TEXT SEGMENT:
= = = = = = =

Chicken and Sausage Stewed Okra
- 3 tablespoons olive oil
- 13 oz smoked turkey sausage
- 1 small yellow onion, chopped
- 1 pound thinly sliced chicken breast
- Pinch of salt
- Pinch of pepper
- 2 garlic cloves, minced
- 1 teaspoon chili powder
- Pinch of cayenne pepper
- 1 teaspoon cumin seeds
- 1 teaspoon turmeric
- 1 1/2 pounds okra, stemmed and sliced 1/2-inch thick
- 5-6 medium tomatoes, coarsely chopped (may substitute with 14.5 oz can stewed tomatoes)
- 1/2 cup water
1. Cut sausage into 1/4 inch slices. Heat 1 tablespoon olive oil in large skillet over medium-high heat. Add sausage and 1/2 chopped onion. Cook, stirring frequently, until sausage is lightly browned (approximately 3-4 minutes). Remove and set aside.

= = = = = = =

GIVEN MATERIAL:
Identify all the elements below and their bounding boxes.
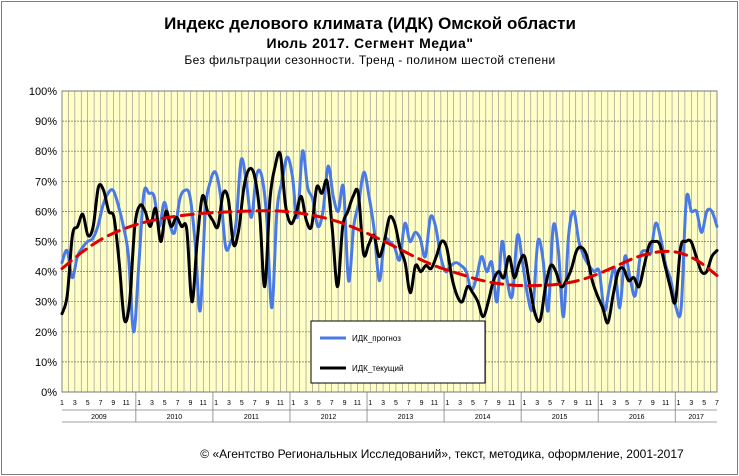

= = = = = = =

TASK SET:
A. Please repeat everything in the stewed okra recipe from "Chicken and Sausage" down to "can stewed tomatoes)".
B. In the stewed okra recipe, what can replace the fresh tomatoes?

SET OF ANSWERS:
A.
Chicken and Sausage Stewed Okra
- 3 tablespoons olive oil
- 13 oz smoked turkey sausage
- 1 small yellow onion, chopped
- 1 pound thinly sliced chicken breast
- Pinch of salt
- Pinch of pepper
- 2 garlic cloves, minced
- 1 teaspoon chili powder
- Pinch of cayenne pepper
- 1 teaspoon cumin seeds
- 1 teaspoon turmeric
- 1 1/2 pounds okra, stemmed and sliced 1/2-inch thick
- 5-6 medium tomatoes, coarsely chopped (may substitute with 14.5 oz can stewed tomatoes)

B. A 14.5 oz can of stewed tomatoes.